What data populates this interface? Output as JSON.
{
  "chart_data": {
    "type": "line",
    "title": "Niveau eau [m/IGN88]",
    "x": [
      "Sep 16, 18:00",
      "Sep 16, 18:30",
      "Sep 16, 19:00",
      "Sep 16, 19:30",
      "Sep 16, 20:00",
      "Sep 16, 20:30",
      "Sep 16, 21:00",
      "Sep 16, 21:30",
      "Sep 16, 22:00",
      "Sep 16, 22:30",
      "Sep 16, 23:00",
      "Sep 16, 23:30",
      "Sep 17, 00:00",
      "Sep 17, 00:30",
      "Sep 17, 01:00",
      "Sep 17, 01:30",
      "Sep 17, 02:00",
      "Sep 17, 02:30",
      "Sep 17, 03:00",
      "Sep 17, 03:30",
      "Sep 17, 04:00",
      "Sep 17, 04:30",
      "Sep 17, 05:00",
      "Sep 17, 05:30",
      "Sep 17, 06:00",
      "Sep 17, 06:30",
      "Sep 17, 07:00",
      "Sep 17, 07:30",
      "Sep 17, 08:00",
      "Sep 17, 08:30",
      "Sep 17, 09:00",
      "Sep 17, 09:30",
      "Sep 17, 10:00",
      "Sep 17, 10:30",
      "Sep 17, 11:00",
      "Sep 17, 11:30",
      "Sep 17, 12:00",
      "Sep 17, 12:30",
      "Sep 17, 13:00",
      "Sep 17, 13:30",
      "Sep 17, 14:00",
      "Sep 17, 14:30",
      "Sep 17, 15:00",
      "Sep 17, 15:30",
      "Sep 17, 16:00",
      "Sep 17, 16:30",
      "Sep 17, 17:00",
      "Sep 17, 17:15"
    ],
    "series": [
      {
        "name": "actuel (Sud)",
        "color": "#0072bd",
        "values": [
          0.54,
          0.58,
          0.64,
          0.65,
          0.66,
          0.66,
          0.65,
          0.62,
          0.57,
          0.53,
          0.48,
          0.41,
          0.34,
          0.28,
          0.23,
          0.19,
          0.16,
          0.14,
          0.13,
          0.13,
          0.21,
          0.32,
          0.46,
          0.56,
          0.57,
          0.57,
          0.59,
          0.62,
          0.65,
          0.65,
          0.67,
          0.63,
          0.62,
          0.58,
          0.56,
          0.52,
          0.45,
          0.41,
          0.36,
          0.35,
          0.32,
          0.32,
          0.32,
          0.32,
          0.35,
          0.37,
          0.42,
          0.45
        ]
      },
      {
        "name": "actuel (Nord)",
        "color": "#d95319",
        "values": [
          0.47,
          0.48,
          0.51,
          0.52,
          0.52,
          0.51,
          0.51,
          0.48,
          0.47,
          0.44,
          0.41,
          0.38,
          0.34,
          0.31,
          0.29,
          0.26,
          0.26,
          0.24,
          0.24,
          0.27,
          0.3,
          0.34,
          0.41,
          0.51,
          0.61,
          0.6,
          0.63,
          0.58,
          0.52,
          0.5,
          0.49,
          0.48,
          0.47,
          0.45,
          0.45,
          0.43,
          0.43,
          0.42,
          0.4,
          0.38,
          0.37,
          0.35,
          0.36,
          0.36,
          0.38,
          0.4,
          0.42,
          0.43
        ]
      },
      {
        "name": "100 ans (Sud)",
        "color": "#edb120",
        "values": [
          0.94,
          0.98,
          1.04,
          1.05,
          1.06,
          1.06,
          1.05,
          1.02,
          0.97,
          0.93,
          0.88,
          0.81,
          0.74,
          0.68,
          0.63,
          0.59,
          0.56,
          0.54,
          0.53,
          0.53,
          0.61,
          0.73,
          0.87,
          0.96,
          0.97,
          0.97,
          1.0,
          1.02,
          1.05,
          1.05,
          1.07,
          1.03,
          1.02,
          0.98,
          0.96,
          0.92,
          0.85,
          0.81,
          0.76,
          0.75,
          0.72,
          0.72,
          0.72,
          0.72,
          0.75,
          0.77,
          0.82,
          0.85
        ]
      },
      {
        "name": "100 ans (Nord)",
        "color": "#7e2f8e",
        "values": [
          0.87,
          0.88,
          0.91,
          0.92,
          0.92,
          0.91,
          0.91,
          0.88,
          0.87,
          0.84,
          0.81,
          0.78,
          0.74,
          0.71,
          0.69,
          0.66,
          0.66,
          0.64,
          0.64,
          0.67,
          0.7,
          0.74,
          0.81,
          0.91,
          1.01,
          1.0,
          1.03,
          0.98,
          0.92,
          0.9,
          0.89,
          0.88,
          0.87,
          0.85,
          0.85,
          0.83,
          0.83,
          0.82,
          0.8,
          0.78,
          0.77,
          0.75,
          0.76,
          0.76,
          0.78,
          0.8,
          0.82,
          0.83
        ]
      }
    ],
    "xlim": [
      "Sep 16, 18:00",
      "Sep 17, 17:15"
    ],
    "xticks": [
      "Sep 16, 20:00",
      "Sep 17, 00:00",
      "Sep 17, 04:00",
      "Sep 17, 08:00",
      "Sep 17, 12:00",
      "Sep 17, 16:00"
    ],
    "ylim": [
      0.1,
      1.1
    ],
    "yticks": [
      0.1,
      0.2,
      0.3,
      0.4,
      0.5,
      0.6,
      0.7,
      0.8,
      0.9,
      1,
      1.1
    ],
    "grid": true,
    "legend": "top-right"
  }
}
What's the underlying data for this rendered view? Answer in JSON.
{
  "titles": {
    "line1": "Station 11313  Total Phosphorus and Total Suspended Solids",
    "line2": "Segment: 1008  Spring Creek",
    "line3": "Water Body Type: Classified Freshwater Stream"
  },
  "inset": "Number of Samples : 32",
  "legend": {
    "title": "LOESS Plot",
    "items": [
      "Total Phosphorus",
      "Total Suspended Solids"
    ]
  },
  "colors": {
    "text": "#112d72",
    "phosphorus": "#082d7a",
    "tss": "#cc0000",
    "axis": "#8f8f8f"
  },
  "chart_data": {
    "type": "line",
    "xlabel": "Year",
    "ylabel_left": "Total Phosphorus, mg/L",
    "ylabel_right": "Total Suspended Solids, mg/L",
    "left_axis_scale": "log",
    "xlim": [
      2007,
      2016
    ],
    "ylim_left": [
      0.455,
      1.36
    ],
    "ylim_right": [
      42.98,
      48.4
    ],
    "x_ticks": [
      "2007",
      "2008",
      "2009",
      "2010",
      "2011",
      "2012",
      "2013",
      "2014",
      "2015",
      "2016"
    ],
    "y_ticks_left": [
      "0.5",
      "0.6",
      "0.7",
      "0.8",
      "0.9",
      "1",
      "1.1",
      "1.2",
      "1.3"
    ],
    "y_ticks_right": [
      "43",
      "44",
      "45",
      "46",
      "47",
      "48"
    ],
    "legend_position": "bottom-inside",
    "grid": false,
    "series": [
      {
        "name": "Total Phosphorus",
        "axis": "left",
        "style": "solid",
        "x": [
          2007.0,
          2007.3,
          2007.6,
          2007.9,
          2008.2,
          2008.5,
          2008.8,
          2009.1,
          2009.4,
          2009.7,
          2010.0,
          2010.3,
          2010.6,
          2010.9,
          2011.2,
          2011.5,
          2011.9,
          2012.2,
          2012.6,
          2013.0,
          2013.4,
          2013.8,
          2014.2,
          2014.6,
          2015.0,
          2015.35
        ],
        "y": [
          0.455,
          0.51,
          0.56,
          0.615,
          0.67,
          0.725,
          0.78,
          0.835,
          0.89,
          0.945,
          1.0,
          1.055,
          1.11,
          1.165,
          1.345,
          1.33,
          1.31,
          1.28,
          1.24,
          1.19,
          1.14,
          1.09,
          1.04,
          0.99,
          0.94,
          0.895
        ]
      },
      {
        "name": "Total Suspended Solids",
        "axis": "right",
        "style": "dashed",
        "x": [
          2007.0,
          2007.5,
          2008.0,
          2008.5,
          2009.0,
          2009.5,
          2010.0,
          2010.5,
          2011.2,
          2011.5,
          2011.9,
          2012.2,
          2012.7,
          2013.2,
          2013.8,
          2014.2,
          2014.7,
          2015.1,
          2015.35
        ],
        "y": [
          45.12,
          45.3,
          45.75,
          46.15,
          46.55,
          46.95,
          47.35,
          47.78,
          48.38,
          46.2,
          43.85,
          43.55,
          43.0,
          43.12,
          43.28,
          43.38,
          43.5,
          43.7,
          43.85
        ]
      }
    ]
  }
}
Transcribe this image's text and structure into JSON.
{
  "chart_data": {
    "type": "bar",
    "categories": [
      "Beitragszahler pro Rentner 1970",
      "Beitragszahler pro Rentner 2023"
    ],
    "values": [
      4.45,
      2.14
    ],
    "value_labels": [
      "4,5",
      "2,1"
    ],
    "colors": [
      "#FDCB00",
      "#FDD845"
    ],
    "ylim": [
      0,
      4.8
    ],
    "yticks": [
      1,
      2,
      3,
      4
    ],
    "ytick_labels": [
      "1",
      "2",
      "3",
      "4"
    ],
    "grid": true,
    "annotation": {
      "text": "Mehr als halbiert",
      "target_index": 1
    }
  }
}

......

Copy each line from the records above that includes the string "Beitragszahler".

RESPONSE FOR THIS EXERCISE
      "Beitragszahler pro Rentner 1970",
      "Beitragszahler pro Rentner 2023"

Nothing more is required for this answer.